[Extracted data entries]
----------

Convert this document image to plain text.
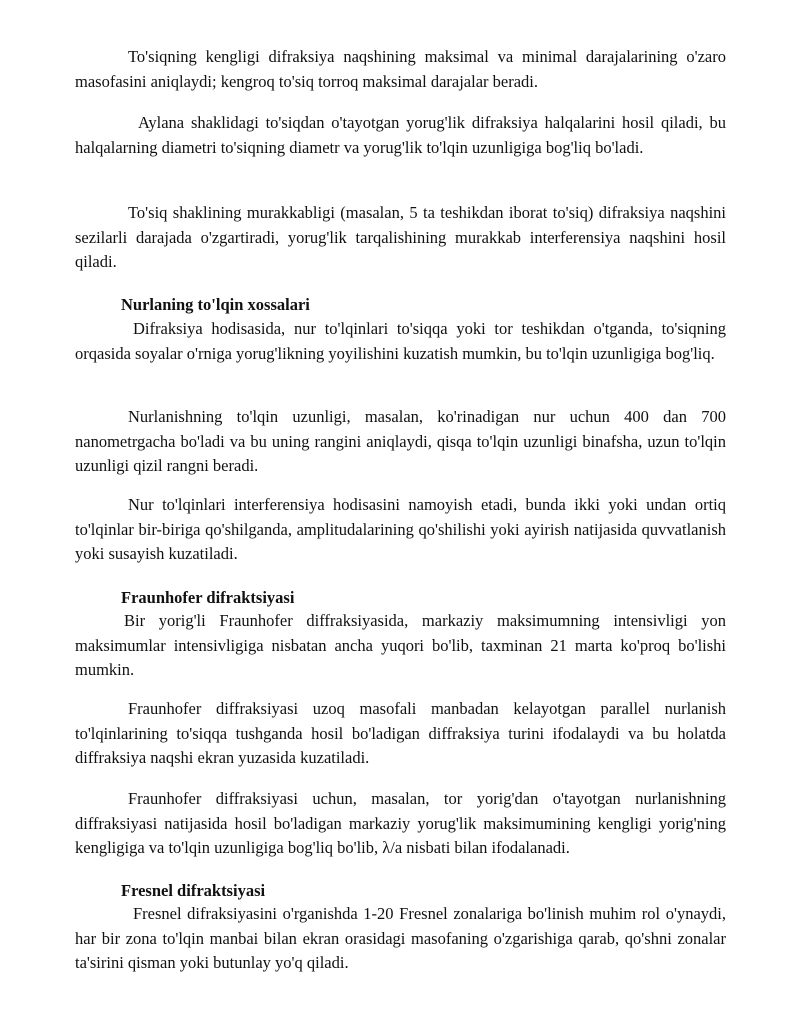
To'siqning kengligi difraksiya naqshining maksimal va minimal darajalarining o'zaro masofasini aniqlaydi; kengroq to'siq torroq maksimal darajalar beradi.

Aylana shaklidagi to'siqdan o'tayotgan yorug'lik difraksiya halqalarini hosil qiladi, bu halqalarning diametri to'siqning diametr va yorug'lik to'lqin uzunligiga bog'liq bo'ladi.

To'siq shaklining murakkabligi (masalan, 5 ta teshikdan iborat to'siq) difraksiya naqshini sezilarli darajada o'zgartiradi, yorug'lik tarqalishining murakkab interferensiya naqshini hosil qiladi.

Nurlaning to'lqin xossalari

Difraksiya hodisasida, nur to'lqinlari to'siqqa yoki tor teshikdan o'tganda, to'siqning orqasida soyalar o'rniga yorug'likning yoyilishini kuzatish mumkin, bu to'lqin uzunligiga bog'liq.

Nurlanishning to'lqin uzunligi, masalan, ko'rinadigan nur uchun 400 dan 700 nanometrgacha bo'ladi va bu uning rangini aniqlaydi, qisqa to'lqin uzunligi binafsha, uzun to'lqin uzunligi qizil rangni beradi.

Nur to'lqinlari interferensiya hodisasini namoyish etadi, bunda ikki yoki undan ortiq to'lqinlar bir-biriga qo'shilganda, amplitudalarining qo'shilishi yoki ayirish natijasida quvvatlanish yoki susayish kuzatiladi.

Fraunhofer difraktsiyasi

Bir yorig'li Fraunhofer diffraksiyasida, markaziy maksimumning intensivligi yon maksimumlar intensivligiga nisbatan ancha yuqori bo'lib, taxminan 21 marta ko'proq bo'lishi mumkin.

Fraunhofer diffraksiyasi uzoq masofali manbadan kelayotgan parallel nurlanish to'lqinlarining to'siqqa tushganda hosil bo'ladigan diffraksiya turini ifodalaydi va bu holatda diffraksiya naqshi ekran yuzasida kuzatiladi.

Fraunhofer diffraksiyasi uchun, masalan, tor yorig'dan o'tayotgan nurlanishning diffraksiyasi natijasida hosil bo'ladigan markaziy yorug'lik maksimumining kengligi yorig'ning kengligiga va to'lqin uzunligiga bog'liq bo'lib, λ/a nisbati bilan ifodalanadi.

Fresnel difraktsiyasi

Fresnel difraksiyasini o'rganishda 1-20 Fresnel zonalariga bo'linish muhim rol o'ynaydi, har bir zona to'lqin manbai bilan ekran orasidagi masofaning o'zgarishiga qarab, qo'shni zonalar ta'sirini qisman yoki butunlay yo'q qiladi.
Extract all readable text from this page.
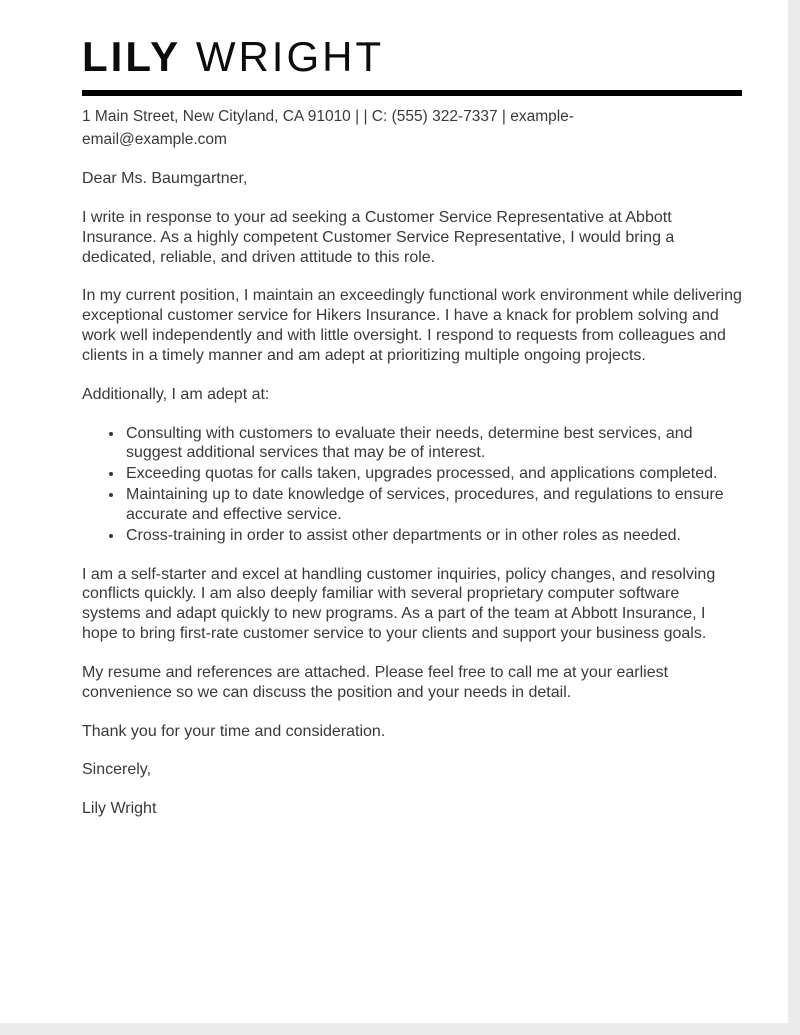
LILY WRIGHT

1 Main Street, New Cityland, CA 91010 | | C: (555) 322-7337 | example-email@example.com

Dear Ms. Baumgartner,

I write in response to your ad seeking a Customer Service Representative at Abbott Insurance. As a highly competent Customer Service Representative, I would bring a dedicated, reliable, and driven attitude to this role.

In my current position, I maintain an exceedingly functional work environment while delivering exceptional customer service for Hikers Insurance. I have a knack for problem solving and work well independently and with little oversight. I respond to requests from colleagues and clients in a timely manner and am adept at prioritizing multiple ongoing projects.

Additionally, I am adept at:

• Consulting with customers to evaluate their needs, determine best services, and suggest additional services that may be of interest.
• Exceeding quotas for calls taken, upgrades processed, and applications completed.
• Maintaining up to date knowledge of services, procedures, and regulations to ensure accurate and effective service.
• Cross-training in order to assist other departments or in other roles as needed.

I am a self-starter and excel at handling customer inquiries, policy changes, and resolving conflicts quickly. I am also deeply familiar with several proprietary computer software systems and adapt quickly to new programs. As a part of the team at Abbott Insurance, I hope to bring first-rate customer service to your clients and support your business goals.

My resume and references are attached. Please feel free to call me at your earliest convenience so we can discuss the position and your needs in detail.

Thank you for your time and consideration.

Sincerely,

Lily Wright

----------

Find the word "kengligi" in the records and pull out each line that has it.

To'siqning kengligi difraksiya naqshining maksimal va minimal darajalarining o'zaro masofasini aniqlaydi; kengroq to'siq torroq maksimal darajalar beradi.
Fraunhofer diffraksiyasi uchun, masalan, tor yorig'dan o'tayotgan nurlanishning diffraksiyasi natijasida hosil bo'ladigan markaziy yorug'lik maksimumining kengligi yorig'ning kengligiga va to'lqin uzunligiga bog'liq bo'lib, λ/a nisbati bilan ifodalanadi.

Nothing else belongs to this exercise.